» Stated exercise: Copy the listing below in full and skip every picture.
── Records for the exercise
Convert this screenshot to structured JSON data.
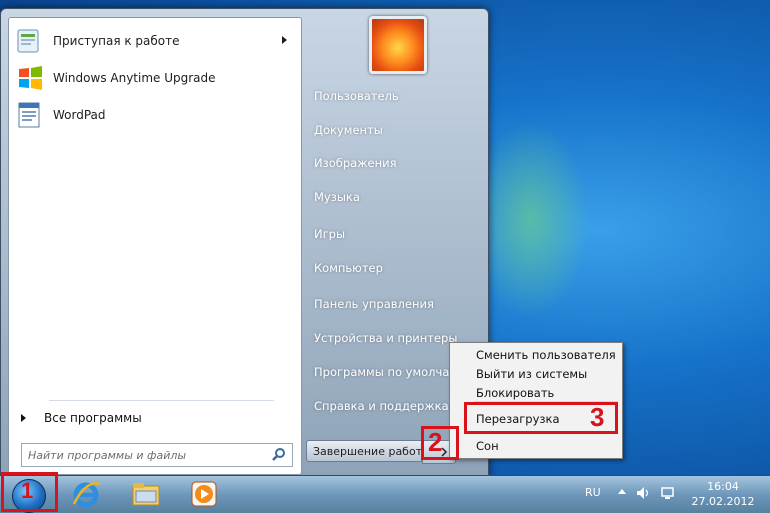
{
  "start_menu": {
    "programs": [
      {
        "label": "Приступая к работе",
        "icon": "getting-started-icon",
        "has_submenu": true
      },
      {
        "label": "Windows Anytime Upgrade",
        "icon": "windows-flag-icon",
        "has_submenu": false
      },
      {
        "label": "WordPad",
        "icon": "wordpad-icon",
        "has_submenu": false
      }
    ],
    "all_programs_label": "Все программы",
    "search_placeholder": "Найти программы и файлы",
    "right_items": [
      "Пользователь",
      "Документы",
      "Изображения",
      "Музыка",
      "Игры",
      "Компьютер",
      "Панель управления",
      "Устройства и принтеры",
      "Программы по умолчанию",
      "Справка и поддержка"
    ],
    "shutdown_label": "Завершение работы"
  },
  "power_menu": {
    "items": [
      "Сменить пользователя",
      "Выйти из системы",
      "Блокировать",
      "Перезагрузка",
      "Сон"
    ]
  },
  "annotations": {
    "step1": "1",
    "step2": "2",
    "step3": "3",
    "color": "#d8131b"
  },
  "taskbar": {
    "language": "RU",
    "time": "16:04",
    "date": "27.02.2012",
    "pinned": [
      "internet-explorer-icon",
      "explorer-folder-icon",
      "media-player-icon"
    ]
  }
}
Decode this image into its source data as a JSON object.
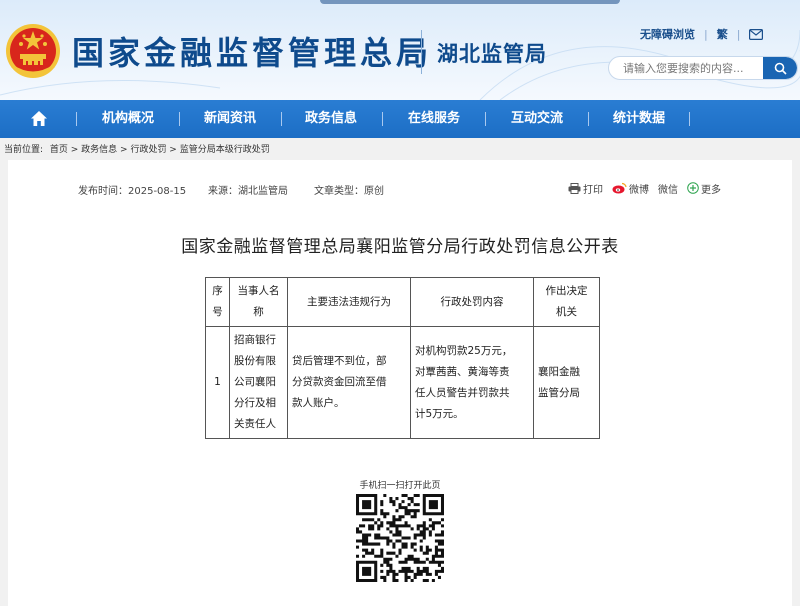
{
  "header": {
    "site_title": "国家金融监督管理总局",
    "sub_title": "湖北监管局",
    "links": [
      "无障碍浏览",
      "繁"
    ],
    "search_placeholder": "请输入您要搜索的内容...",
    "colors": {
      "brand_blue": "#0e4a8c",
      "nav_blue": "#1c6ec5",
      "emblem_red": "#d8261c",
      "emblem_gold": "#f3c43a"
    }
  },
  "nav": {
    "items": [
      "机构概况",
      "新闻资讯",
      "政务信息",
      "在线服务",
      "互动交流",
      "统计数据"
    ]
  },
  "breadcrumb": {
    "label": "当前位置:",
    "path": "首页 > 政务信息 > 行政处罚 > 监管分局本级行政处罚"
  },
  "article": {
    "publish_time": "发布时间：2025-08-15",
    "source": "来源：湖北监管局",
    "doc_type": "文章类型：原创",
    "tools": {
      "print": "打印",
      "weibo": "微博",
      "wechat": "微信",
      "more": "更多"
    },
    "title": "国家金融监督管理总局襄阳监管分局行政处罚信息公开表"
  },
  "table": {
    "headers": {
      "no": [
        "序",
        "号"
      ],
      "party": [
        "当事人名",
        "称"
      ],
      "violation": "主要违法违规行为",
      "penalty": "行政处罚内容",
      "authority": [
        "作出决定",
        "机关"
      ]
    },
    "rows": [
      {
        "no": "1",
        "party": [
          "招商银行",
          "股份有限",
          "公司襄阳",
          "分行及相",
          "关责任人"
        ],
        "violation": [
          "贷后管理不到位，部",
          "分贷款资金回流至借",
          "款人账户。"
        ],
        "penalty": [
          "对机构罚款25万元，",
          "对覃茜茜、黄海等责",
          "任人员警告并罚款共",
          "计5万元。"
        ],
        "authority": [
          "襄阳金融",
          "监管分局"
        ]
      }
    ]
  },
  "qr": {
    "label": "手机扫一扫打开此页"
  }
}
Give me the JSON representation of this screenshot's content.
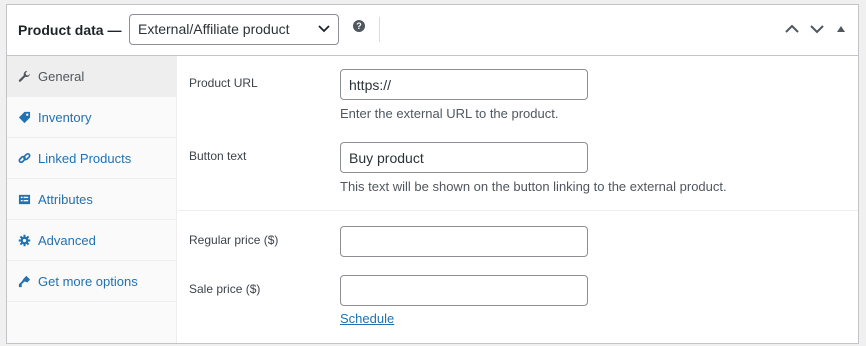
{
  "header": {
    "title": "Product data —",
    "product_type": "External/Affiliate product",
    "help_glyph": "?",
    "icons": [
      "chevron-down-icon",
      "help-icon",
      "move-up-icon",
      "move-down-icon",
      "toggle-panel-icon"
    ]
  },
  "sidebar": {
    "items": [
      {
        "label": "General",
        "icon": "wrench-icon",
        "active": true
      },
      {
        "label": "Inventory",
        "icon": "tag-icon",
        "active": false
      },
      {
        "label": "Linked Products",
        "icon": "link-icon",
        "active": false
      },
      {
        "label": "Attributes",
        "icon": "list-icon",
        "active": false
      },
      {
        "label": "Advanced",
        "icon": "gear-icon",
        "active": false
      },
      {
        "label": "Get more options",
        "icon": "plugin-icon",
        "active": false
      }
    ]
  },
  "general": {
    "product_url_label": "Product URL",
    "product_url_value": "https://",
    "product_url_desc": "Enter the external URL to the product.",
    "button_text_label": "Button text",
    "button_text_value": "Buy product",
    "button_text_desc": "This text will be shown on the button linking to the external product.",
    "regular_price_label": "Regular price ($)",
    "regular_price_value": "",
    "sale_price_label": "Sale price ($)",
    "sale_price_value": "",
    "schedule_link": "Schedule"
  },
  "colors": {
    "accent": "#2271b1",
    "border": "#c3c4c7",
    "sidebar_bg": "#fafafa",
    "active_tab_bg": "#eeeeee"
  }
}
────
» Exercise output:
Convert this screenshot to structured JSON data.
{
  "start_menu": {
    "programs": [
      {
        "label": "Приступая к работе",
        "icon": "getting-started-icon",
        "has_submenu": true
      },
      {
        "label": "Windows Anytime Upgrade",
        "icon": "windows-flag-icon",
        "has_submenu": false
      },
      {
        "label": "WordPad",
        "icon": "wordpad-icon",
        "has_submenu": false
      }
    ],
    "all_programs_label": "Все программы",
    "search_placeholder": "Найти программы и файлы",
    "right_items": [
      "Пользователь",
      "Документы",
      "Изображения",
      "Музыка",
      "Игры",
      "Компьютер",
      "Панель управления",
      "Устройства и принтеры",
      "Программы по умолчанию",
      "Справка и поддержка"
    ],
    "shutdown_label": "Завершение работы"
  },
  "power_menu": {
    "items": [
      "Сменить пользователя",
      "Выйти из системы",
      "Блокировать",
      "Перезагрузка",
      "Сон"
    ]
  },
  "annotations": {
    "step1": "1",
    "step2": "2",
    "step3": "3",
    "color": "#d8131b"
  },
  "taskbar": {
    "language": "RU",
    "time": "16:04",
    "date": "27.02.2012",
    "pinned": [
      "internet-explorer-icon",
      "explorer-folder-icon",
      "media-player-icon"
    ]
  }
}
Decode this image into its source data as a JSON object.
{
  "header": {
    "site_title": "国家金融监督管理总局",
    "sub_title": "湖北监管局",
    "links": [
      "无障碍浏览",
      "繁"
    ],
    "search_placeholder": "请输入您要搜索的内容...",
    "colors": {
      "brand_blue": "#0e4a8c",
      "nav_blue": "#1c6ec5",
      "emblem_red": "#d8261c",
      "emblem_gold": "#f3c43a"
    }
  },
  "nav": {
    "items": [
      "机构概况",
      "新闻资讯",
      "政务信息",
      "在线服务",
      "互动交流",
      "统计数据"
    ]
  },
  "breadcrumb": {
    "label": "当前位置:",
    "path": "首页 > 政务信息 > 行政处罚 > 监管分局本级行政处罚"
  },
  "article": {
    "publish_time": "发布时间：2025-08-15",
    "source": "来源：湖北监管局",
    "doc_type": "文章类型：原创",
    "tools": {
      "print": "打印",
      "weibo": "微博",
      "wechat": "微信",
      "more": "更多"
    },
    "title": "国家金融监督管理总局襄阳监管分局行政处罚信息公开表"
  },
  "table": {
    "headers": {
      "no": [
        "序",
        "号"
      ],
      "party": [
        "当事人名",
        "称"
      ],
      "violation": "主要违法违规行为",
      "penalty": "行政处罚内容",
      "authority": [
        "作出决定",
        "机关"
      ]
    },
    "rows": [
      {
        "no": "1",
        "party": [
          "招商银行",
          "股份有限",
          "公司襄阳",
          "分行及相",
          "关责任人"
        ],
        "violation": [
          "贷后管理不到位，部",
          "分贷款资金回流至借",
          "款人账户。"
        ],
        "penalty": [
          "对机构罚款25万元，",
          "对覃茜茜、黄海等责",
          "任人员警告并罚款共",
          "计5万元。"
        ],
        "authority": [
          "襄阳金融",
          "监管分局"
        ]
      }
    ]
  },
  "qr": {
    "label": "手机扫一扫打开此页"
  }
}
Give me the JSON representation of this screenshot's content.
{
  "header": {
    "title": "Product data —",
    "product_type": "External/Affiliate product",
    "help_glyph": "?",
    "icons": [
      "chevron-down-icon",
      "help-icon",
      "move-up-icon",
      "move-down-icon",
      "toggle-panel-icon"
    ]
  },
  "sidebar": {
    "items": [
      {
        "label": "General",
        "icon": "wrench-icon",
        "active": true
      },
      {
        "label": "Inventory",
        "icon": "tag-icon",
        "active": false
      },
      {
        "label": "Linked Products",
        "icon": "link-icon",
        "active": false
      },
      {
        "label": "Attributes",
        "icon": "list-icon",
        "active": false
      },
      {
        "label": "Advanced",
        "icon": "gear-icon",
        "active": false
      },
      {
        "label": "Get more options",
        "icon": "plugin-icon",
        "active": false
      }
    ]
  },
  "general": {
    "product_url_label": "Product URL",
    "product_url_value": "https://",
    "product_url_desc": "Enter the external URL to the product.",
    "button_text_label": "Button text",
    "button_text_value": "Buy product",
    "button_text_desc": "This text will be shown on the button linking to the external product.",
    "regular_price_label": "Regular price ($)",
    "regular_price_value": "",
    "sale_price_label": "Sale price ($)",
    "sale_price_value": "",
    "schedule_link": "Schedule"
  },
  "colors": {
    "accent": "#2271b1",
    "border": "#c3c4c7",
    "sidebar_bg": "#fafafa",
    "active_tab_bg": "#eeeeee"
  }
}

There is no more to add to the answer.